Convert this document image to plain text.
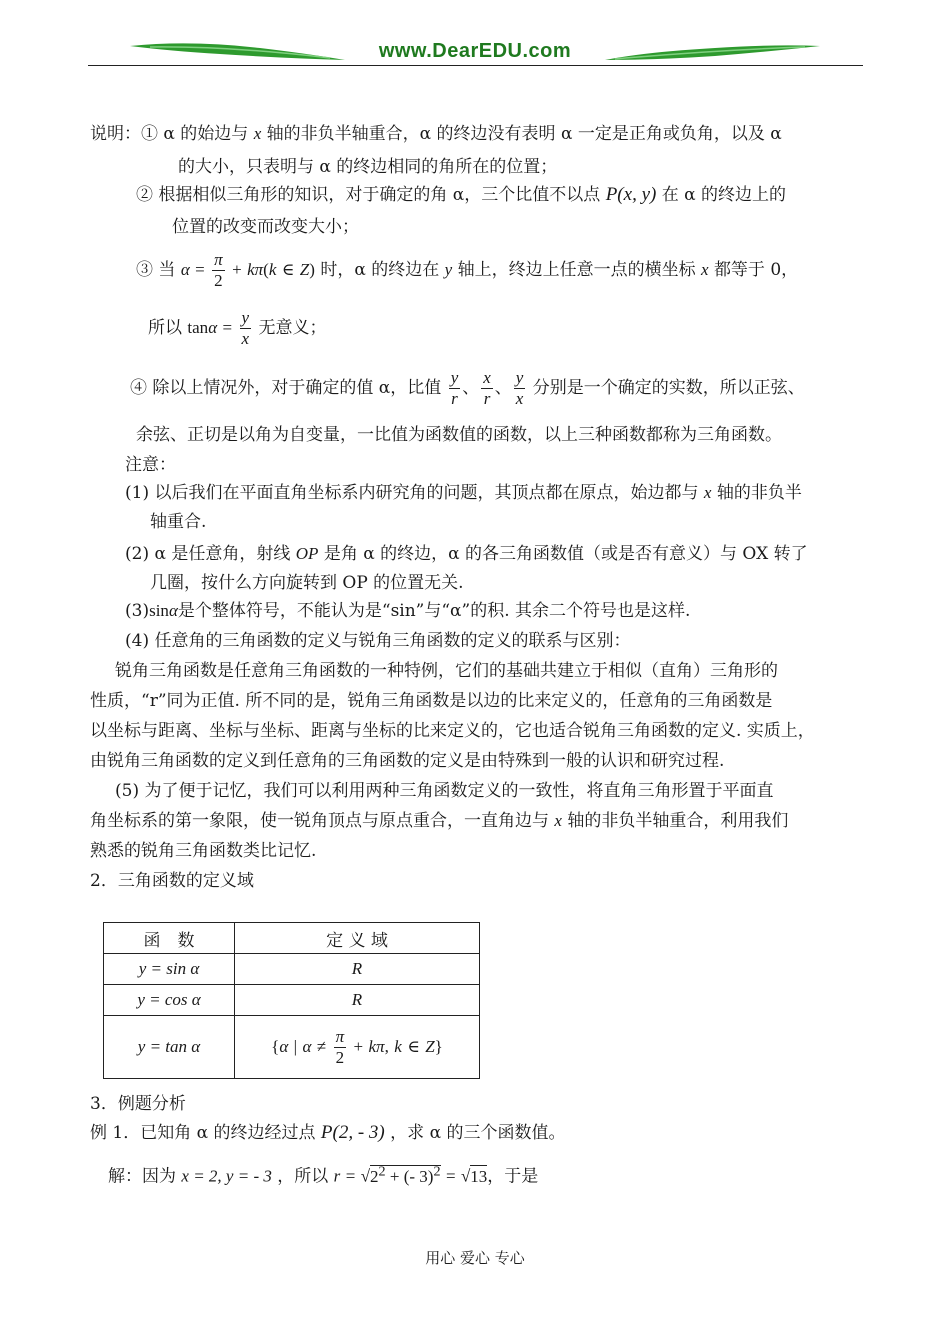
www.DearEDU.com
说明：① α 的始边与 x 轴的非负半轴重合，α 的终边没有表明 α 一定是正角或负角，以及 α
的大小，只表明与 α 的终边相同的角所在的位置；
② 根据相似三角形的知识，对于确定的角 α，三个比值不以点 P(x, y) 在 α 的终边上的
位置的改变而改变大小；
③ 当 $\alpha = \frac{\pi}{2} + k\pi(k$ ∈ Z) 时，α 的终边在 y 轴上，终边上任意一点的横坐标 x 都等于 0，
所以 $\tan\alpha = \frac{y}{x}$ 无意义；
④ 除以上情况外，对于确定的值 α，比值 $\frac{y}{r}$ 、 $\frac{x}{r}$ 、 $\frac{y}{x}$ 分别是一个确定的实数，所以正弦、
余弦、正切是以角为自变量，一比值为函数值的函数，以上三种函数都称为三角函数。
注意：
(1) 以后我们在平面直角坐标系内研究角的问题，其顶点都在原点，始边都与 x 轴的非负半
轴重合.
(2) α 是任意角，射线 OP 是角 α 的终边，α 的各三角函数值（或是否有意义）与 OX 转了
几圈，按什么方向旋转到 OP 的位置无关.
(3)sinα是个整体符号，不能认为是“sin”与“α”的积. 其余二个符号也是这样.
(4) 任意角的三角函数的定义与锐角三角函数的定义的联系与区别：
锐角三角函数是任意角三角函数的一种特例，它们的基础共建立于相似（直角）三角形的
性质，“r”同为正值. 所不同的是，锐角三角函数是以边的比来定义的，任意角的三角函数是
以坐标与距离、坐标与坐标、距离与坐标的比来定义的，它也适合锐角三角函数的定义. 实质上，
由锐角三角函数的定义到任意角的三角函数的定义是由特殊到一般的认识和研究过程.
(5) 为了便于记忆，我们可以利用两种三角函数定义的一致性，将直角三角形置于平面直
角坐标系的第一象限，使一锐角顶点与原点重合，一直角边与 x 轴的非负半轴重合，利用我们
熟悉的锐角三角函数类比记忆.
2．三角函数的定义域
函　数	定 义 域
y = sin α	R
y = cos α	R
y = tan α	{α | $\alpha \ne \frac{\pi}{2} + k\pi$, k ∈ Z}
3．例题分析
例 1．已知角 α 的终边经过点 P(2, - 3) ，求 α 的三个函数值。
解：因为 x = 2, y = - 3 ，所以 $r = √2^2$ + (- 3)$^2$ = √13，于是
用心 爱心 专心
------------------------------------------------
Goal of the exercise: Every line is to be duplicated exactly, though pictures stay out.

Task solution:
Convert this document image to plain text.
www.DearEDU.com
说明：① α 的始边与 x 轴的非负半轴重合，α 的终边没有表明 α 一定是正角或负角，以及 α
的大小，只表明与 α 的终边相同的角所在的位置；
② 根据相似三角形的知识，对于确定的角 α，三个比值不以点 P(x, y) 在 α 的终边上的
位置的改变而改变大小；
③ 当 $\alpha = \frac{\pi}{2} + k\pi(k$ ∈ Z) 时，α 的终边在 y 轴上，终边上任意一点的横坐标 x 都等于 0，
所以 $\tan\alpha = \frac{y}{x}$ 无意义；
④ 除以上情况外，对于确定的值 α，比值 $\frac{y}{r}$ 、 $\frac{x}{r}$ 、 $\frac{y}{x}$ 分别是一个确定的实数，所以正弦、
余弦、正切是以角为自变量，一比值为函数值的函数，以上三种函数都称为三角函数。
注意：
(1) 以后我们在平面直角坐标系内研究角的问题，其顶点都在原点，始边都与 x 轴的非负半
轴重合.
(2) α 是任意角，射线 OP 是角 α 的终边，α 的各三角函数值（或是否有意义）与 OX 转了
几圈，按什么方向旋转到 OP 的位置无关.
(3)sinα是个整体符号，不能认为是“sin”与“α”的积. 其余二个符号也是这样.
(4) 任意角的三角函数的定义与锐角三角函数的定义的联系与区别：
锐角三角函数是任意角三角函数的一种特例，它们的基础共建立于相似（直角）三角形的
性质，“r”同为正值. 所不同的是，锐角三角函数是以边的比来定义的，任意角的三角函数是
以坐标与距离、坐标与坐标、距离与坐标的比来定义的，它也适合锐角三角函数的定义. 实质上，
由锐角三角函数的定义到任意角的三角函数的定义是由特殊到一般的认识和研究过程.
(5) 为了便于记忆，我们可以利用两种三角函数定义的一致性，将直角三角形置于平面直
角坐标系的第一象限，使一锐角顶点与原点重合，一直角边与 x 轴的非负半轴重合，利用我们
熟悉的锐角三角函数类比记忆.
2．三角函数的定义域
函　数	定 义 域
y = sin α	R
y = cos α	R
y = tan α	{α | $\alpha \ne \frac{\pi}{2} + k\pi$, k ∈ Z}
3．例题分析
例 1．已知角 α 的终边经过点 P(2, - 3) ，求 α 的三个函数值。
解：因为 x = 2, y = - 3 ，所以 $r = √2^2$ + (- 3)$^2$ = √13，于是
用心 爱心 专心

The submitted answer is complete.